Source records
** START **

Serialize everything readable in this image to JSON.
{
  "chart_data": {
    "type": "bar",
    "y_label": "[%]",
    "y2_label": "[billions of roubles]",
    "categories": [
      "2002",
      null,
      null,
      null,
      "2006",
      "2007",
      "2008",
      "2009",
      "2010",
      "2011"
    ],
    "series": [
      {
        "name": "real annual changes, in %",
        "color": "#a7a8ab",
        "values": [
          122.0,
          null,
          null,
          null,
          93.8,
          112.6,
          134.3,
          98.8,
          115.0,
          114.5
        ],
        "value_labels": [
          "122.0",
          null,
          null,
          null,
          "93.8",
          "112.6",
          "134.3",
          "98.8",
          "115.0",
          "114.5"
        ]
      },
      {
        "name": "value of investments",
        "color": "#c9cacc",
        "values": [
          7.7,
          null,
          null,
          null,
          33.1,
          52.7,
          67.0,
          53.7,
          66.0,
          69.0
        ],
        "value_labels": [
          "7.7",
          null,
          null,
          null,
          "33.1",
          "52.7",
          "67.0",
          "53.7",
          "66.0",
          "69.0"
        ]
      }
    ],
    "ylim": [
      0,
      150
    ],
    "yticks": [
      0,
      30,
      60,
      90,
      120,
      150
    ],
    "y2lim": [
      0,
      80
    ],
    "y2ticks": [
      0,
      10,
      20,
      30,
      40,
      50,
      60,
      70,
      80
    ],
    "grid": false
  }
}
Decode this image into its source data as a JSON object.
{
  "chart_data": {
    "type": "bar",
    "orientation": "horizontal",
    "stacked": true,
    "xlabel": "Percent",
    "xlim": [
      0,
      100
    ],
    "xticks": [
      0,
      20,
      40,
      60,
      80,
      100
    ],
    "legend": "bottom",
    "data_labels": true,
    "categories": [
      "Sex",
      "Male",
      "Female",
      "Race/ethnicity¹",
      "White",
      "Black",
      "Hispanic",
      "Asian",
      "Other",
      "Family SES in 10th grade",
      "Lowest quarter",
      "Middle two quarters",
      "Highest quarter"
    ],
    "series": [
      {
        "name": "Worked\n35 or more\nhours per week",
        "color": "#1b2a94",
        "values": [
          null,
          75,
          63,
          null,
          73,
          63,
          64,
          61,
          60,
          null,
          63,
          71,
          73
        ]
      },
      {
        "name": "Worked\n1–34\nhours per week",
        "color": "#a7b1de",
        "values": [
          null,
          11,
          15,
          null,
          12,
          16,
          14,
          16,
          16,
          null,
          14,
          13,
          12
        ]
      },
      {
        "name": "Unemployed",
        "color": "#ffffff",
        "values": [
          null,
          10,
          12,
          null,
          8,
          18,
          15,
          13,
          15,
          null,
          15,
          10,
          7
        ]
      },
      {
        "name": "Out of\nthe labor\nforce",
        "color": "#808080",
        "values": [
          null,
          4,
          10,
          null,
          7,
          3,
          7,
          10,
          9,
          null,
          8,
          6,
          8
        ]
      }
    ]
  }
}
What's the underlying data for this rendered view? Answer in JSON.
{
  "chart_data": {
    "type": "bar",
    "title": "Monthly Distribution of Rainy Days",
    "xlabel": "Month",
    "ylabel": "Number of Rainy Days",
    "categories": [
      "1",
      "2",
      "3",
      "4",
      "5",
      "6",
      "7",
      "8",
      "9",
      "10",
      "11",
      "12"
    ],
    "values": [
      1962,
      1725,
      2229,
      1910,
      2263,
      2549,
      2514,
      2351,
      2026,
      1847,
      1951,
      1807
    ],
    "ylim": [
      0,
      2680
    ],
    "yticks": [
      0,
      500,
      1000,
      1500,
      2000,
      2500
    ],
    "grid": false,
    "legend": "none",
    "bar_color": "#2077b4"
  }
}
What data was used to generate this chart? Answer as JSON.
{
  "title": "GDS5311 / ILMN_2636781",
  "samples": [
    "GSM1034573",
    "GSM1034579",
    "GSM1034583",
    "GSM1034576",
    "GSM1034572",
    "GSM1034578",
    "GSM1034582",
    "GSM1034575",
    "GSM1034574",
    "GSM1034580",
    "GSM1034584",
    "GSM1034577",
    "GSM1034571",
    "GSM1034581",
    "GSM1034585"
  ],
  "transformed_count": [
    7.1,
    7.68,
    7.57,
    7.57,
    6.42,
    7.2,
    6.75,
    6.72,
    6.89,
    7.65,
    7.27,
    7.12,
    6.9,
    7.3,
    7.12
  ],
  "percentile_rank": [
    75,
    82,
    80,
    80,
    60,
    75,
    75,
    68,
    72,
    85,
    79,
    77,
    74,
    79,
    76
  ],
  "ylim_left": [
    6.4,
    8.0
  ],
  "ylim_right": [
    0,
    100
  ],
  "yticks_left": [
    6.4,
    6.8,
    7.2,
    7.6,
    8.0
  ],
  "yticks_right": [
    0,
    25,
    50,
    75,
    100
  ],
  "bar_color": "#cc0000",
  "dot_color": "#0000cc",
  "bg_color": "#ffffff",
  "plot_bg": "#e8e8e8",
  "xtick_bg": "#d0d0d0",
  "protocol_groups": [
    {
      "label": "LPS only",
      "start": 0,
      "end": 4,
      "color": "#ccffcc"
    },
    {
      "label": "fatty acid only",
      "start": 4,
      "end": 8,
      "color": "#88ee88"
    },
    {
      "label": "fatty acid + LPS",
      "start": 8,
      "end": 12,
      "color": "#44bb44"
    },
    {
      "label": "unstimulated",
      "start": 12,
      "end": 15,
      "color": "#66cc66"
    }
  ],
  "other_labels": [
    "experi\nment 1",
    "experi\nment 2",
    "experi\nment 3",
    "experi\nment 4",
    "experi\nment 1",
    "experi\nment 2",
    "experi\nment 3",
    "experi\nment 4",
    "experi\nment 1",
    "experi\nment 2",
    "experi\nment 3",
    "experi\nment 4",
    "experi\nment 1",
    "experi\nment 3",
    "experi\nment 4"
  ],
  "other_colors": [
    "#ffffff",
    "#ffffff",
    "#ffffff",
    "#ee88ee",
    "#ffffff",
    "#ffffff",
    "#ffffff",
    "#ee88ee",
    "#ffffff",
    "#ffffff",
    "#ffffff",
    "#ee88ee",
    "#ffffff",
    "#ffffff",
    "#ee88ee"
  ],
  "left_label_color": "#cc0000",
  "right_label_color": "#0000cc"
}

** END **

Problem description
Return all of the entries exactly as they were supplied.

Complete output
Serialize everything readable in this image to JSON.
{
  "chart_data": {
    "type": "bar",
    "y_label": "[%]",
    "y2_label": "[billions of roubles]",
    "categories": [
      "2002",
      null,
      null,
      null,
      "2006",
      "2007",
      "2008",
      "2009",
      "2010",
      "2011"
    ],
    "series": [
      {
        "name": "real annual changes, in %",
        "color": "#a7a8ab",
        "values": [
          122.0,
          null,
          null,
          null,
          93.8,
          112.6,
          134.3,
          98.8,
          115.0,
          114.5
        ],
        "value_labels": [
          "122.0",
          null,
          null,
          null,
          "93.8",
          "112.6",
          "134.3",
          "98.8",
          "115.0",
          "114.5"
        ]
      },
      {
        "name": "value of investments",
        "color": "#c9cacc",
        "values": [
          7.7,
          null,
          null,
          null,
          33.1,
          52.7,
          67.0,
          53.7,
          66.0,
          69.0
        ],
        "value_labels": [
          "7.7",
          null,
          null,
          null,
          "33.1",
          "52.7",
          "67.0",
          "53.7",
          "66.0",
          "69.0"
        ]
      }
    ],
    "ylim": [
      0,
      150
    ],
    "yticks": [
      0,
      30,
      60,
      90,
      120,
      150
    ],
    "y2lim": [
      0,
      80
    ],
    "y2ticks": [
      0,
      10,
      20,
      30,
      40,
      50,
      60,
      70,
      80
    ],
    "grid": false
  }
}
Decode this image into its source data as a JSON object.
{
  "chart_data": {
    "type": "bar",
    "orientation": "horizontal",
    "stacked": true,
    "xlabel": "Percent",
    "xlim": [
      0,
      100
    ],
    "xticks": [
      0,
      20,
      40,
      60,
      80,
      100
    ],
    "legend": "bottom",
    "data_labels": true,
    "categories": [
      "Sex",
      "Male",
      "Female",
      "Race/ethnicity¹",
      "White",
      "Black",
      "Hispanic",
      "Asian",
      "Other",
      "Family SES in 10th grade",
      "Lowest quarter",
      "Middle two quarters",
      "Highest quarter"
    ],
    "series": [
      {
        "name": "Worked\n35 or more\nhours per week",
        "color": "#1b2a94",
        "values": [
          null,
          75,
          63,
          null,
          73,
          63,
          64,
          61,
          60,
          null,
          63,
          71,
          73
        ]
      },
      {
        "name": "Worked\n1–34\nhours per week",
        "color": "#a7b1de",
        "values": [
          null,
          11,
          15,
          null,
          12,
          16,
          14,
          16,
          16,
          null,
          14,
          13,
          12
        ]
      },
      {
        "name": "Unemployed",
        "color": "#ffffff",
        "values": [
          null,
          10,
          12,
          null,
          8,
          18,
          15,
          13,
          15,
          null,
          15,
          10,
          7
        ]
      },
      {
        "name": "Out of\nthe labor\nforce",
        "color": "#808080",
        "values": [
          null,
          4,
          10,
          null,
          7,
          3,
          7,
          10,
          9,
          null,
          8,
          6,
          8
        ]
      }
    ]
  }
}
What's the underlying data for this rendered view? Answer in JSON.
{
  "chart_data": {
    "type": "bar",
    "title": "Monthly Distribution of Rainy Days",
    "xlabel": "Month",
    "ylabel": "Number of Rainy Days",
    "categories": [
      "1",
      "2",
      "3",
      "4",
      "5",
      "6",
      "7",
      "8",
      "9",
      "10",
      "11",
      "12"
    ],
    "values": [
      1962,
      1725,
      2229,
      1910,
      2263,
      2549,
      2514,
      2351,
      2026,
      1847,
      1951,
      1807
    ],
    "ylim": [
      0,
      2680
    ],
    "yticks": [
      0,
      500,
      1000,
      1500,
      2000,
      2500
    ],
    "grid": false,
    "legend": "none",
    "bar_color": "#2077b4"
  }
}
What data was used to generate this chart? Answer as JSON.
{
  "title": "GDS5311 / ILMN_2636781",
  "samples": [
    "GSM1034573",
    "GSM1034579",
    "GSM1034583",
    "GSM1034576",
    "GSM1034572",
    "GSM1034578",
    "GSM1034582",
    "GSM1034575",
    "GSM1034574",
    "GSM1034580",
    "GSM1034584",
    "GSM1034577",
    "GSM1034571",
    "GSM1034581",
    "GSM1034585"
  ],
  "transformed_count": [
    7.1,
    7.68,
    7.57,
    7.57,
    6.42,
    7.2,
    6.75,
    6.72,
    6.89,
    7.65,
    7.27,
    7.12,
    6.9,
    7.3,
    7.12
  ],
  "percentile_rank": [
    75,
    82,
    80,
    80,
    60,
    75,
    75,
    68,
    72,
    85,
    79,
    77,
    74,
    79,
    76
  ],
  "ylim_left": [
    6.4,
    8.0
  ],
  "ylim_right": [
    0,
    100
  ],
  "yticks_left": [
    6.4,
    6.8,
    7.2,
    7.6,
    8.0
  ],
  "yticks_right": [
    0,
    25,
    50,
    75,
    100
  ],
  "bar_color": "#cc0000",
  "dot_color": "#0000cc",
  "bg_color": "#ffffff",
  "plot_bg": "#e8e8e8",
  "xtick_bg": "#d0d0d0",
  "protocol_groups": [
    {
      "label": "LPS only",
      "start": 0,
      "end": 4,
      "color": "#ccffcc"
    },
    {
      "label": "fatty acid only",
      "start": 4,
      "end": 8,
      "color": "#88ee88"
    },
    {
      "label": "fatty acid + LPS",
      "start": 8,
      "end": 12,
      "color": "#44bb44"
    },
    {
      "label": "unstimulated",
      "start": 12,
      "end": 15,
      "color": "#66cc66"
    }
  ],
  "other_labels": [
    "experi\nment 1",
    "experi\nment 2",
    "experi\nment 3",
    "experi\nment 4",
    "experi\nment 1",
    "experi\nment 2",
    "experi\nment 3",
    "experi\nment 4",
    "experi\nment 1",
    "experi\nment 2",
    "experi\nment 3",
    "experi\nment 4",
    "experi\nment 1",
    "experi\nment 3",
    "experi\nment 4"
  ],
  "other_colors": [
    "#ffffff",
    "#ffffff",
    "#ffffff",
    "#ee88ee",
    "#ffffff",
    "#ffffff",
    "#ffffff",
    "#ee88ee",
    "#ffffff",
    "#ffffff",
    "#ffffff",
    "#ee88ee",
    "#ffffff",
    "#ffffff",
    "#ee88ee"
  ],
  "left_label_color": "#cc0000",
  "right_label_color": "#0000cc"
}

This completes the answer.